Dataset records

::::::

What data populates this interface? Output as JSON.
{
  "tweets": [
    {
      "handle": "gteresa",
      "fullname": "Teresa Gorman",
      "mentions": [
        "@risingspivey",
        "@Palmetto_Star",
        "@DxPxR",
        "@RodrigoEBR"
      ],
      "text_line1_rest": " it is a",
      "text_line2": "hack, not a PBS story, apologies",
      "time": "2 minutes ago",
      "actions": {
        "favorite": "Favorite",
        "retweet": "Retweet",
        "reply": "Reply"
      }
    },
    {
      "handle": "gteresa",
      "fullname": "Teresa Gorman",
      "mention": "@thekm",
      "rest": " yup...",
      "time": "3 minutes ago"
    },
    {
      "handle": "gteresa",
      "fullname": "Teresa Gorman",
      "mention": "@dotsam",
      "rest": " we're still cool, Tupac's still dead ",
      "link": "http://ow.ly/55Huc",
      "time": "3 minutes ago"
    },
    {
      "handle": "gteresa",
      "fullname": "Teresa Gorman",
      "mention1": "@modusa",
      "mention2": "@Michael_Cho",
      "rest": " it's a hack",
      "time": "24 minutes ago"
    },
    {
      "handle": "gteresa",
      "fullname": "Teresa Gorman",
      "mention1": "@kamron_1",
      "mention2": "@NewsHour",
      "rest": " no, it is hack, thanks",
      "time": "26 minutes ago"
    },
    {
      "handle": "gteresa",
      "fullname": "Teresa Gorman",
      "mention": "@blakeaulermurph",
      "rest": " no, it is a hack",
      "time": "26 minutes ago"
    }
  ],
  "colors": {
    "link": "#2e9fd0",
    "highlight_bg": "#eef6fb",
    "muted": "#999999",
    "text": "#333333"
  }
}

::::::

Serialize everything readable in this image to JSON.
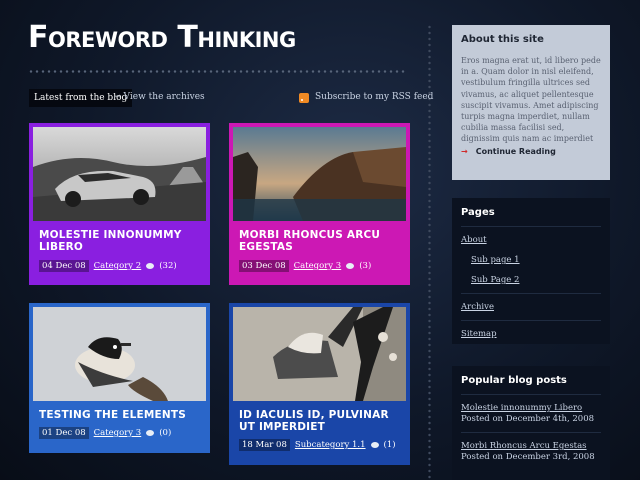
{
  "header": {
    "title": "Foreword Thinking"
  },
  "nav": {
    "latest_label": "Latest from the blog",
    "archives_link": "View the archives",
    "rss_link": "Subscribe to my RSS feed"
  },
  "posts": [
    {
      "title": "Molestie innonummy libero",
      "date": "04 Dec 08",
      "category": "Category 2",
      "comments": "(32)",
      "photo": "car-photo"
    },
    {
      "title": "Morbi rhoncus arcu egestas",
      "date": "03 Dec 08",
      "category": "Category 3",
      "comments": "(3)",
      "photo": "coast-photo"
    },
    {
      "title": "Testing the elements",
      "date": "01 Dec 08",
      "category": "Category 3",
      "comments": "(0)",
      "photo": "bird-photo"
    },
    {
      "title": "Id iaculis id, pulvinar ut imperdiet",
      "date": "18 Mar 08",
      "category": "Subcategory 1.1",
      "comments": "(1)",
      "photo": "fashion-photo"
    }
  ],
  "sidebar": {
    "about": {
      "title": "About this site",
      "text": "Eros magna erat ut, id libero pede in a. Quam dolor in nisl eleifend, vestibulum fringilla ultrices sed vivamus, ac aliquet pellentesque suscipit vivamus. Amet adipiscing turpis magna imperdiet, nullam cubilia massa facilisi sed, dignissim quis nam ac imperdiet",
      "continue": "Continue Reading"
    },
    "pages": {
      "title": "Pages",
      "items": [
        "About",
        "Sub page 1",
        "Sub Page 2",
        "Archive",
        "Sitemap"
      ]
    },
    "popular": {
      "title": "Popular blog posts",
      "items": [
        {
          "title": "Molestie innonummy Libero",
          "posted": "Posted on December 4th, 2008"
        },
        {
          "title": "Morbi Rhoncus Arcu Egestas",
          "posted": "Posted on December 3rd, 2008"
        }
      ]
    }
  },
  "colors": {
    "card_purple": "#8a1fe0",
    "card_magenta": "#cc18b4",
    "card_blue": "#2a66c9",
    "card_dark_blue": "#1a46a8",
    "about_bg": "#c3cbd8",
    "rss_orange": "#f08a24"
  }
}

::::::

◆ **Task objective**:
Pick out all lines containing the string "posted".

◆ **Result below**:
          "posted": "Posted on December 4th, 2008"
          "posted": "Posted on December 3rd, 2008"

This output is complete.